● **TASK ITEM**:
Extend the notes on the OpenXR build option and its SDK dependency below, picking up right after their last sentence.

*** PASSAGE FOR REVIEW Section Begins ***

The WITH_XR_OPENXR build option is disabled by default for now, as there
is no code using it yet. On macOS it will remain disabled for now, it's
untested and there's no OpenXR runtime in sight for it.
Some points on the OpenXR-SDK dependency:
* The repository is located at
https://github.com/KhronosGroup/OpenXR-SDK (Apache 2).
* Notes on updating the dependency:
https://wiki.blender.org/wiki/Source/OpenXR_SDK_Dependency
* It contains a bunch of generated files, for which the sources are in a
separate repository
(https://github.com/KhronosGroup/OpenXR-SDK-Source).
* We could use that other repo by default, but I'd rather go with the
simpler solution and allow people to opt in if they want advanced dev
features.
* We currently use the OpenXR loader lib from it and the headers.

*** PASSAGE FOR REVIEW Section Ends ***
*** MATERIAL PROVIDED Section Begins ***

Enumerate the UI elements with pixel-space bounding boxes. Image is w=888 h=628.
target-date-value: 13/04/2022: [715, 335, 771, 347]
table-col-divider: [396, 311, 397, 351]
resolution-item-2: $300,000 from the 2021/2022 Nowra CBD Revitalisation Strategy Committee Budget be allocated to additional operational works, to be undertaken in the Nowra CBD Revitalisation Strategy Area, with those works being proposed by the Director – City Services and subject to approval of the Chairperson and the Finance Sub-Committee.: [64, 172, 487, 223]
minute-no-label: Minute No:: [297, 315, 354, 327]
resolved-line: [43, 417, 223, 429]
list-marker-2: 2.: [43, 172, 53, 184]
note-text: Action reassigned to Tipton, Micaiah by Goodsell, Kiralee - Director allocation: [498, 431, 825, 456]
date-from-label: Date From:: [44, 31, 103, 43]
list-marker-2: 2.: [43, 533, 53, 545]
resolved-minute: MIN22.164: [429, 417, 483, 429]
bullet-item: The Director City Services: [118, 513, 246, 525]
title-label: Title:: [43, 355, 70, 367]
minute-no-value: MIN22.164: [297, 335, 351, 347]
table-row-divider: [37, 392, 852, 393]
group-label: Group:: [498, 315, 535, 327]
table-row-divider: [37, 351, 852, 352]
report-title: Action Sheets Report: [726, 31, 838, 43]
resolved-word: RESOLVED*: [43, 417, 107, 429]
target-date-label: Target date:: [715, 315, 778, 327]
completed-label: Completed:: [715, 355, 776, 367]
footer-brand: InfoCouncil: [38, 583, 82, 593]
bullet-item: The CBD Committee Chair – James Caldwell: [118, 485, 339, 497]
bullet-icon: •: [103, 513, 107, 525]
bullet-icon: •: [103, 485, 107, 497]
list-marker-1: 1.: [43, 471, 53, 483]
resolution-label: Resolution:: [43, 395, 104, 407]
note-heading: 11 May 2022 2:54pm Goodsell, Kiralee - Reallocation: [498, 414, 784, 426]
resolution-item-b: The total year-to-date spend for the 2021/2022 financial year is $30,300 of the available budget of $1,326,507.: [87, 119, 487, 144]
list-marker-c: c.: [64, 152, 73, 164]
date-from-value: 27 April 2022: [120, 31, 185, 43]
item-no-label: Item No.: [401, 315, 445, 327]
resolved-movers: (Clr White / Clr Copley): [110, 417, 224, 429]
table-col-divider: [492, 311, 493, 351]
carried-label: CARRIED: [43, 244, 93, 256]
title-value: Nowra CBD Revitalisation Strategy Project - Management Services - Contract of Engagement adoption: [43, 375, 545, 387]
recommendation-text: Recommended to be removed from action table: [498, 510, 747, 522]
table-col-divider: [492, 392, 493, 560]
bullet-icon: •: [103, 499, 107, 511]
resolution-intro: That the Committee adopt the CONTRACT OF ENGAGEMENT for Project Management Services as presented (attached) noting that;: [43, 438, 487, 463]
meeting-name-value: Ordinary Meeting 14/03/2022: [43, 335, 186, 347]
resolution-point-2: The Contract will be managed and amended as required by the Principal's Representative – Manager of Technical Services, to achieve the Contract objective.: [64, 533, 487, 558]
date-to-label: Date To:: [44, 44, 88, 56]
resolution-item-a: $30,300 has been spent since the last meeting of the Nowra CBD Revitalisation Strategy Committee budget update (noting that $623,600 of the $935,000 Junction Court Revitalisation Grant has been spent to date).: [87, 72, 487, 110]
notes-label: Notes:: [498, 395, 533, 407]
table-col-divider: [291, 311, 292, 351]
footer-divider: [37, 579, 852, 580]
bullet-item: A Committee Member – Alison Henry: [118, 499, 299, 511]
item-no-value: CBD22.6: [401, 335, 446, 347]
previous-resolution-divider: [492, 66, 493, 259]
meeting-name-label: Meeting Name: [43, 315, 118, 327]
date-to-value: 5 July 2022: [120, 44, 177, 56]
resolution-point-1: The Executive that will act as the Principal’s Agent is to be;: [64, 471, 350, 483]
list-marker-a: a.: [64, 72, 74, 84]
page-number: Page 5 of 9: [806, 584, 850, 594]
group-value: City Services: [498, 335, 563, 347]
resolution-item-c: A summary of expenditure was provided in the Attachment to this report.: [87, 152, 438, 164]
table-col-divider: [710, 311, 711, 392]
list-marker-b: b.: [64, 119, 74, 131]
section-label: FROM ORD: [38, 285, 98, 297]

*** MATERIAL PROVIDED Section Ends ***

● **RESPONSE TO THE EXERCISE**:
* To use the injected OpenXR API-layers from the SDK (e.g. API
validation layers), the SDK needs to be compiled from this other
repository.
The extra "XR_" prefix in the build option is to avoid mix-ups of OpenXR
with OpenEXR.
Most of this comes from the 2019 GSoC project, "Core Support of Virtual
Reality Headsets through OpenXR"
(https://wiki.blender.org/wiki/User:Severin/GSoC-2019/).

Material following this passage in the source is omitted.